Reproduce each of the entries below line by line, with no changes at all.

### Listed records

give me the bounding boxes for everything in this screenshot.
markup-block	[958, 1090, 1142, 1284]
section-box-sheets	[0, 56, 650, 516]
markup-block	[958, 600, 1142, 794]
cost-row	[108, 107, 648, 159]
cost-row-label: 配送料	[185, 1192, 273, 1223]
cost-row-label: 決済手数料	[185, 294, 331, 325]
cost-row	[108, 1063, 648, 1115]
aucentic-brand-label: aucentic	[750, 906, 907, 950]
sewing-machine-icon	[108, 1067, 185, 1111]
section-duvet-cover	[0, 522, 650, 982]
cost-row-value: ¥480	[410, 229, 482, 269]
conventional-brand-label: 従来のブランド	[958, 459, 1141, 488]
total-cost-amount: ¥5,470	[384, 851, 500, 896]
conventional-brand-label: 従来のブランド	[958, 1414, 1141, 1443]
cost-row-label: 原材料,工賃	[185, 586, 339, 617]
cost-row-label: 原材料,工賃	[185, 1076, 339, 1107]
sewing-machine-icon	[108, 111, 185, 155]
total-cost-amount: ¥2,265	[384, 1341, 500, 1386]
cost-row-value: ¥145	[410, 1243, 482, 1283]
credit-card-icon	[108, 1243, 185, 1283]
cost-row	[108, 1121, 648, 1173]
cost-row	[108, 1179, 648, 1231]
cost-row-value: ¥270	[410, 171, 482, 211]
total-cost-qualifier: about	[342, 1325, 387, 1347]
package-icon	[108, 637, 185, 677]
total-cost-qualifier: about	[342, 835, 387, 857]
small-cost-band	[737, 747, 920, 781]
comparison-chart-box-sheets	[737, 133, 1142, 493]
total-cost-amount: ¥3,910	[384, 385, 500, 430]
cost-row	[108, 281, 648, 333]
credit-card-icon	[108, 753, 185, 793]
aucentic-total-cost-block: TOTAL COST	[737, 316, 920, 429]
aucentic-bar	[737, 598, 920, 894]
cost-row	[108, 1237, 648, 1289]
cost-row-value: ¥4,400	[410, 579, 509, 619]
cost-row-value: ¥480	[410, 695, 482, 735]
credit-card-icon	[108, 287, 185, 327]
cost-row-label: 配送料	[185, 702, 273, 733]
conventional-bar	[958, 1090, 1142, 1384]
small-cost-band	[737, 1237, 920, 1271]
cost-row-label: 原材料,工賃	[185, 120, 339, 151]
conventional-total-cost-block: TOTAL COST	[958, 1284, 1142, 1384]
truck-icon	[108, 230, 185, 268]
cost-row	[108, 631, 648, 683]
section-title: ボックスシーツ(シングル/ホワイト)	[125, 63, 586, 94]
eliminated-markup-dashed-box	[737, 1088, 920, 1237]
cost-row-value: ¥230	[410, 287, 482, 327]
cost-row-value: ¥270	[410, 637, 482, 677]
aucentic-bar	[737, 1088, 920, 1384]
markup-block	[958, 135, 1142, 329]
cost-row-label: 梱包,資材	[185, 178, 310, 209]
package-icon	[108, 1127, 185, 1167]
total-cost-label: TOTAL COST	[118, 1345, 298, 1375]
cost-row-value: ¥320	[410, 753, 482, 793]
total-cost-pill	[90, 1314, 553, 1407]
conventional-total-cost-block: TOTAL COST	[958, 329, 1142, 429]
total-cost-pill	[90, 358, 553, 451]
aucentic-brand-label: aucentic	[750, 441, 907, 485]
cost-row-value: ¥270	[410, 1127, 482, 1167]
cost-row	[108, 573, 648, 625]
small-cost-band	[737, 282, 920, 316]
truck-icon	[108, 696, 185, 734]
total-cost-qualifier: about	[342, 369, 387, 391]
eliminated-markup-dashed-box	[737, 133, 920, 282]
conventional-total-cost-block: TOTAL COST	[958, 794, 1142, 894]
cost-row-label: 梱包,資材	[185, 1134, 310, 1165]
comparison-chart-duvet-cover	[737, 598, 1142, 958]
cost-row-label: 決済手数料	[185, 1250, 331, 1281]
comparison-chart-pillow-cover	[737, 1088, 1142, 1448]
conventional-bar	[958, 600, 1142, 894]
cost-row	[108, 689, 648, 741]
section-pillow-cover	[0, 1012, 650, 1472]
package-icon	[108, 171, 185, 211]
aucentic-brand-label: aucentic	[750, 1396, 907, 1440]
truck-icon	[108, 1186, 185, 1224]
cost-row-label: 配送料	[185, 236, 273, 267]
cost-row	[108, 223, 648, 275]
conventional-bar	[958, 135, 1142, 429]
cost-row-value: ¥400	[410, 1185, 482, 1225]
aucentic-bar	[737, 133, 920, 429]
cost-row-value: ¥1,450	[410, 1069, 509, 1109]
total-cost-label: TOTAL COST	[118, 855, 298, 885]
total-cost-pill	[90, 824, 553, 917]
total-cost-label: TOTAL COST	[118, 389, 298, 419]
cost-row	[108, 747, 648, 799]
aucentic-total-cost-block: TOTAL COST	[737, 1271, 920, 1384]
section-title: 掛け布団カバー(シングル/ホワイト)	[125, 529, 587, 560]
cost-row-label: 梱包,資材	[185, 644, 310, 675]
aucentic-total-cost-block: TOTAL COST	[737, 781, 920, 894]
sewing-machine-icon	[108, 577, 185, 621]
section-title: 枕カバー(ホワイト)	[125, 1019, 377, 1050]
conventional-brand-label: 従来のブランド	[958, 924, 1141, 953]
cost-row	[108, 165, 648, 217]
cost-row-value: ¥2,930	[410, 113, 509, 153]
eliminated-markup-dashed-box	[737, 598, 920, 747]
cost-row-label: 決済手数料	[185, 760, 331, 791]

######

- [Answer to this task]
give me the bounding boxes for everything in this screenshot.
markup-block	[958, 1090, 1142, 1284]
section-box-sheets	[0, 56, 650, 516]
markup-block	[958, 600, 1142, 794]
cost-row	[108, 107, 648, 159]
cost-row-label: 配送料	[185, 1192, 273, 1223]
cost-row-label: 決済手数料	[185, 294, 331, 325]
cost-row	[108, 1063, 648, 1115]
aucentic-brand-label: aucentic	[750, 906, 907, 950]
sewing-machine-icon	[108, 1067, 185, 1111]
section-duvet-cover	[0, 522, 650, 982]
cost-row-value: ¥480	[410, 229, 482, 269]
conventional-brand-label: 従来のブランド	[958, 459, 1141, 488]
total-cost-amount: ¥5,470	[384, 851, 500, 896]
conventional-brand-label: 従来のブランド	[958, 1414, 1141, 1443]
cost-row-label: 原材料,工賃	[185, 586, 339, 617]
cost-row-label: 原材料,工賃	[185, 1076, 339, 1107]
sewing-machine-icon	[108, 111, 185, 155]
total-cost-amount: ¥2,265	[384, 1341, 500, 1386]
cost-row-value: ¥145	[410, 1243, 482, 1283]
credit-card-icon	[108, 1243, 185, 1283]
cost-row	[108, 1121, 648, 1173]
cost-row	[108, 1179, 648, 1231]
cost-row-value: ¥270	[410, 171, 482, 211]
total-cost-qualifier: about	[342, 1325, 387, 1347]
package-icon	[108, 637, 185, 677]
total-cost-qualifier: about	[342, 835, 387, 857]
small-cost-band	[737, 747, 920, 781]
comparison-chart-box-sheets	[737, 133, 1142, 493]
total-cost-amount: ¥3,910	[384, 385, 500, 430]
cost-row	[108, 281, 648, 333]
credit-card-icon	[108, 753, 185, 793]
aucentic-total-cost-block: TOTAL COST	[737, 316, 920, 429]
aucentic-bar	[737, 598, 920, 894]
cost-row	[108, 1237, 648, 1289]
cost-row-value: ¥4,400	[410, 579, 509, 619]
cost-row-value: ¥480	[410, 695, 482, 735]
credit-card-icon	[108, 287, 185, 327]
cost-row-label: 配送料	[185, 702, 273, 733]
conventional-bar	[958, 1090, 1142, 1384]
small-cost-band	[737, 1237, 920, 1271]
cost-row-label: 原材料,工賃	[185, 120, 339, 151]
conventional-total-cost-block: TOTAL COST	[958, 1284, 1142, 1384]
truck-icon	[108, 230, 185, 268]
cost-row	[108, 631, 648, 683]
section-title: ボックスシーツ(シングル/ホワイト)	[125, 63, 586, 94]
eliminated-markup-dashed-box	[737, 1088, 920, 1237]
cost-row-value: ¥230	[410, 287, 482, 327]
cost-row-value: ¥270	[410, 637, 482, 677]
aucentic-bar	[737, 1088, 920, 1384]
markup-block	[958, 135, 1142, 329]
cost-row-label: 梱包,資材	[185, 178, 310, 209]
package-icon	[108, 1127, 185, 1167]
total-cost-label: TOTAL COST	[118, 1345, 298, 1375]
cost-row-value: ¥320	[410, 753, 482, 793]
total-cost-pill	[90, 1314, 553, 1407]
conventional-total-cost-block: TOTAL COST	[958, 329, 1142, 429]
total-cost-pill	[90, 358, 553, 451]
aucentic-brand-label: aucentic	[750, 441, 907, 485]
cost-row-value: ¥270	[410, 1127, 482, 1167]
cost-row	[108, 573, 648, 625]
small-cost-band	[737, 282, 920, 316]
truck-icon	[108, 696, 185, 734]
total-cost-qualifier: about	[342, 369, 387, 391]
eliminated-markup-dashed-box	[737, 133, 920, 282]
conventional-total-cost-block: TOTAL COST	[958, 794, 1142, 894]
cost-row-label: 梱包,資材	[185, 1134, 310, 1165]
comparison-chart-duvet-cover	[737, 598, 1142, 958]
cost-row-label: 決済手数料	[185, 1250, 331, 1281]
comparison-chart-pillow-cover	[737, 1088, 1142, 1448]
conventional-bar	[958, 600, 1142, 894]
cost-row	[108, 689, 648, 741]
section-pillow-cover	[0, 1012, 650, 1472]
package-icon	[108, 171, 185, 211]
aucentic-brand-label: aucentic	[750, 1396, 907, 1440]
truck-icon	[108, 1186, 185, 1224]
cost-row-label: 配送料	[185, 236, 273, 267]
cost-row	[108, 223, 648, 275]
conventional-bar	[958, 135, 1142, 429]
cost-row-value: ¥400	[410, 1185, 482, 1225]
aucentic-bar	[737, 133, 920, 429]
cost-row-value: ¥1,450	[410, 1069, 509, 1109]
total-cost-label: TOTAL COST	[118, 855, 298, 885]
total-cost-pill	[90, 824, 553, 917]
total-cost-label: TOTAL COST	[118, 389, 298, 419]
cost-row	[108, 747, 648, 799]
aucentic-total-cost-block: TOTAL COST	[737, 1271, 920, 1384]
section-title: 掛け布団カバー(シングル/ホワイト)	[125, 529, 587, 560]
cost-row-label: 梱包,資材	[185, 644, 310, 675]
aucentic-total-cost-block: TOTAL COST	[737, 781, 920, 894]
sewing-machine-icon	[108, 577, 185, 621]
section-title: 枕カバー(ホワイト)	[125, 1019, 377, 1050]
conventional-brand-label: 従来のブランド	[958, 924, 1141, 953]
cost-row	[108, 165, 648, 217]
cost-row-value: ¥2,930	[410, 113, 509, 153]
eliminated-markup-dashed-box	[737, 598, 920, 747]
cost-row-label: 決済手数料	[185, 760, 331, 791]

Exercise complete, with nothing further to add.